Excerpt from a dataset

═══

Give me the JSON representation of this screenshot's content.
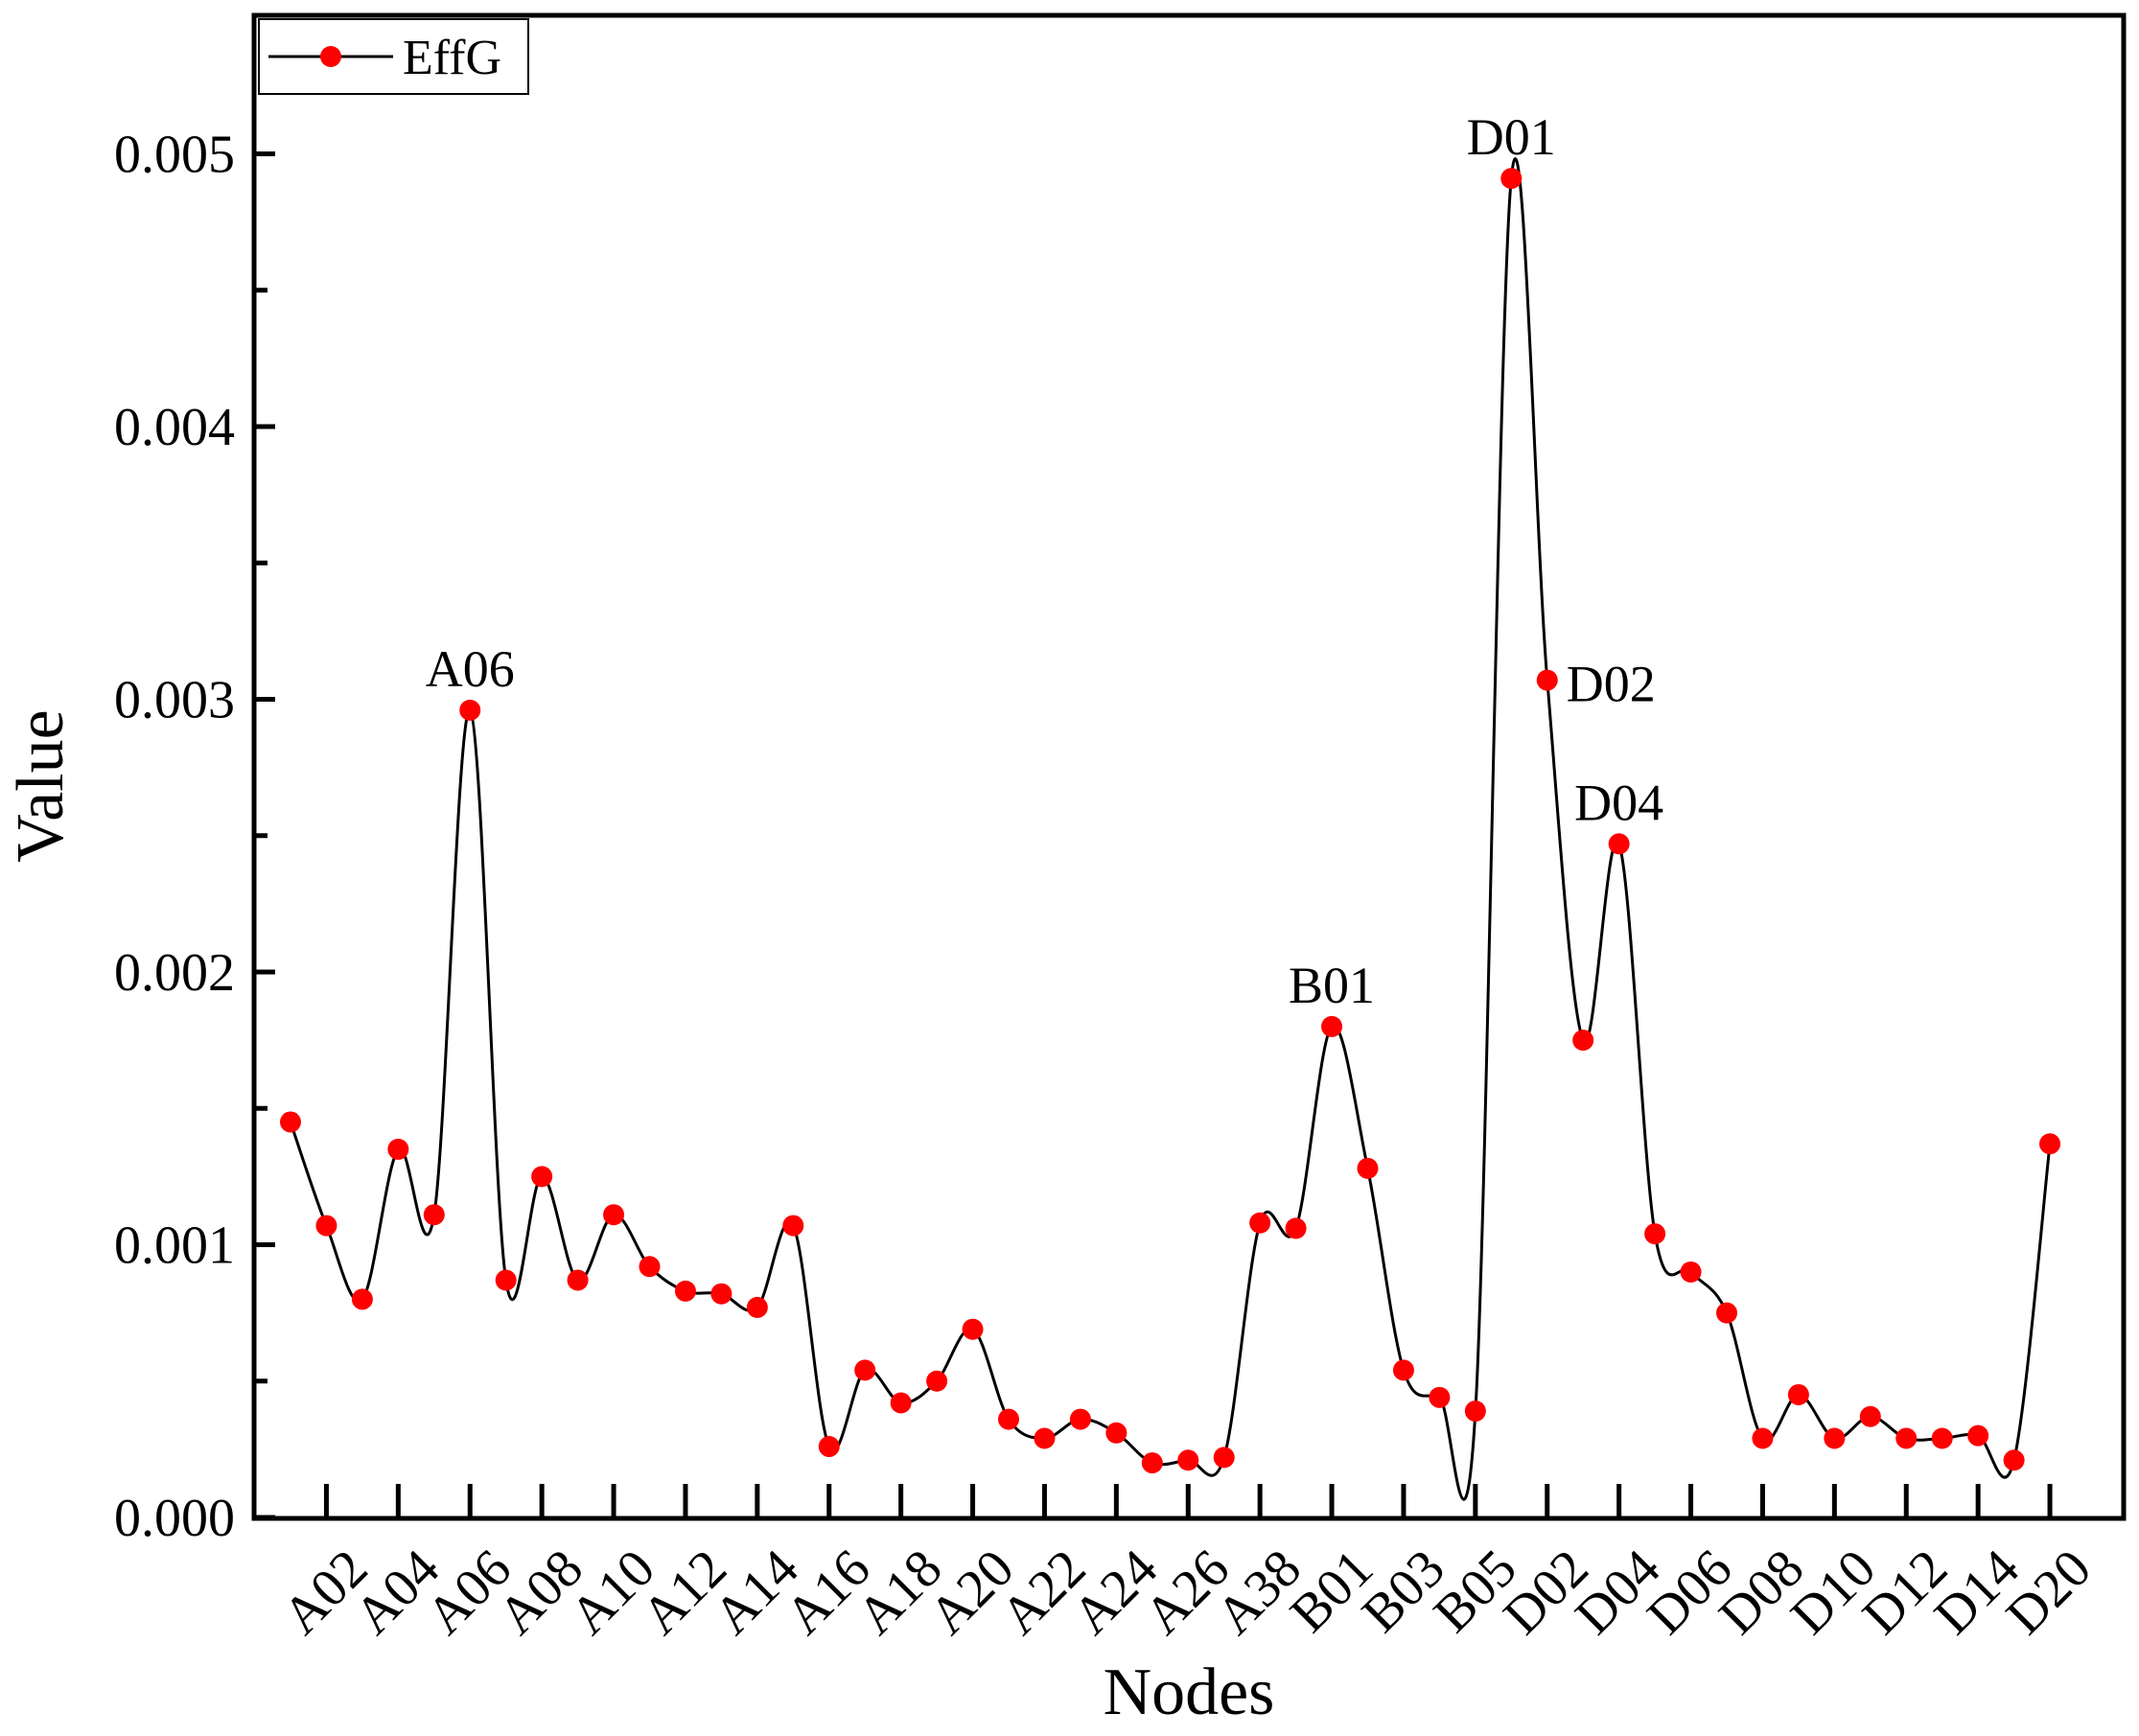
{
  "chart_data": {
    "type": "line",
    "title": "",
    "xlabel": "Nodes",
    "ylabel": "Value",
    "ylim": [
      0,
      0.0055
    ],
    "yticks": [
      0.0,
      0.001,
      0.002,
      0.003,
      0.004,
      0.005
    ],
    "ytick_labels": [
      "0.000",
      "0.001",
      "0.002",
      "0.003",
      "0.004",
      "0.005"
    ],
    "grid": false,
    "legend": {
      "position": "top-left",
      "entries": [
        "EffG"
      ]
    },
    "x_tick_labels": [
      "A02",
      "A04",
      "A06",
      "A08",
      "A10",
      "A12",
      "A14",
      "A16",
      "A18",
      "A20",
      "A22",
      "A24",
      "A26",
      "A38",
      "B01",
      "B03",
      "B05",
      "D02",
      "D04",
      "D06",
      "D08",
      "D10",
      "D12",
      "D14",
      "D20"
    ],
    "x_tick_indices": [
      2,
      4,
      6,
      8,
      10,
      12,
      14,
      16,
      18,
      20,
      22,
      24,
      26,
      28,
      30,
      32,
      34,
      36,
      38,
      40,
      42,
      44,
      46,
      48,
      50
    ],
    "series": [
      {
        "name": "EffG",
        "color": "#ff0000",
        "line_color": "#000000",
        "x": [
          1,
          2,
          3,
          4,
          5,
          6,
          7,
          8,
          9,
          10,
          11,
          12,
          13,
          14,
          15,
          16,
          17,
          18,
          19,
          20,
          21,
          22,
          23,
          24,
          25,
          26,
          27,
          28,
          29,
          30,
          31,
          32,
          33,
          34,
          35,
          36,
          37,
          38,
          39,
          40,
          41,
          42,
          43,
          44,
          45,
          46,
          47,
          48,
          49,
          50
        ],
        "values": [
          0.00145,
          0.00107,
          0.0008,
          0.00135,
          0.00111,
          0.00296,
          0.00087,
          0.00125,
          0.00087,
          0.00111,
          0.00092,
          0.00083,
          0.00082,
          0.00077,
          0.00107,
          0.00026,
          0.00054,
          0.00042,
          0.0005,
          0.00069,
          0.00036,
          0.00029,
          0.00036,
          0.00031,
          0.0002,
          0.00021,
          0.00022,
          0.00108,
          0.00106,
          0.0018,
          0.00128,
          0.00054,
          0.00044,
          0.00039,
          0.00491,
          0.00307,
          0.00175,
          0.00247,
          0.00104,
          0.0009,
          0.00075,
          0.00029,
          0.00045,
          0.00029,
          0.00037,
          0.00029,
          0.00029,
          0.0003,
          0.00021,
          0.00137
        ]
      }
    ],
    "annotations": [
      {
        "text": "A06",
        "x": 6,
        "y": 0.00296,
        "position": "above"
      },
      {
        "text": "B01",
        "x": 30,
        "y": 0.0018,
        "position": "above"
      },
      {
        "text": "D01",
        "x": 35,
        "y": 0.00491,
        "position": "above"
      },
      {
        "text": "D02",
        "x": 36,
        "y": 0.00307,
        "position": "right"
      },
      {
        "text": "D04",
        "x": 38,
        "y": 0.00247,
        "position": "above"
      }
    ]
  }
}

═══

Repeat the records above exactly, omitting every picture.

* Correct result *
Give me the JSON representation of this screenshot's content.
{
  "chart_data": {
    "type": "line",
    "title": "",
    "xlabel": "Nodes",
    "ylabel": "Value",
    "ylim": [
      0,
      0.0055
    ],
    "yticks": [
      0.0,
      0.001,
      0.002,
      0.003,
      0.004,
      0.005
    ],
    "ytick_labels": [
      "0.000",
      "0.001",
      "0.002",
      "0.003",
      "0.004",
      "0.005"
    ],
    "grid": false,
    "legend": {
      "position": "top-left",
      "entries": [
        "EffG"
      ]
    },
    "x_tick_labels": [
      "A02",
      "A04",
      "A06",
      "A08",
      "A10",
      "A12",
      "A14",
      "A16",
      "A18",
      "A20",
      "A22",
      "A24",
      "A26",
      "A38",
      "B01",
      "B03",
      "B05",
      "D02",
      "D04",
      "D06",
      "D08",
      "D10",
      "D12",
      "D14",
      "D20"
    ],
    "x_tick_indices": [
      2,
      4,
      6,
      8,
      10,
      12,
      14,
      16,
      18,
      20,
      22,
      24,
      26,
      28,
      30,
      32,
      34,
      36,
      38,
      40,
      42,
      44,
      46,
      48,
      50
    ],
    "series": [
      {
        "name": "EffG",
        "color": "#ff0000",
        "line_color": "#000000",
        "x": [
          1,
          2,
          3,
          4,
          5,
          6,
          7,
          8,
          9,
          10,
          11,
          12,
          13,
          14,
          15,
          16,
          17,
          18,
          19,
          20,
          21,
          22,
          23,
          24,
          25,
          26,
          27,
          28,
          29,
          30,
          31,
          32,
          33,
          34,
          35,
          36,
          37,
          38,
          39,
          40,
          41,
          42,
          43,
          44,
          45,
          46,
          47,
          48,
          49,
          50
        ],
        "values": [
          0.00145,
          0.00107,
          0.0008,
          0.00135,
          0.00111,
          0.00296,
          0.00087,
          0.00125,
          0.00087,
          0.00111,
          0.00092,
          0.00083,
          0.00082,
          0.00077,
          0.00107,
          0.00026,
          0.00054,
          0.00042,
          0.0005,
          0.00069,
          0.00036,
          0.00029,
          0.00036,
          0.00031,
          0.0002,
          0.00021,
          0.00022,
          0.00108,
          0.00106,
          0.0018,
          0.00128,
          0.00054,
          0.00044,
          0.00039,
          0.00491,
          0.00307,
          0.00175,
          0.00247,
          0.00104,
          0.0009,
          0.00075,
          0.00029,
          0.00045,
          0.00029,
          0.00037,
          0.00029,
          0.00029,
          0.0003,
          0.00021,
          0.00137
        ]
      }
    ],
    "annotations": [
      {
        "text": "A06",
        "x": 6,
        "y": 0.00296,
        "position": "above"
      },
      {
        "text": "B01",
        "x": 30,
        "y": 0.0018,
        "position": "above"
      },
      {
        "text": "D01",
        "x": 35,
        "y": 0.00491,
        "position": "above"
      },
      {
        "text": "D02",
        "x": 36,
        "y": 0.00307,
        "position": "right"
      },
      {
        "text": "D04",
        "x": 38,
        "y": 0.00247,
        "position": "above"
      }
    ]
  }
}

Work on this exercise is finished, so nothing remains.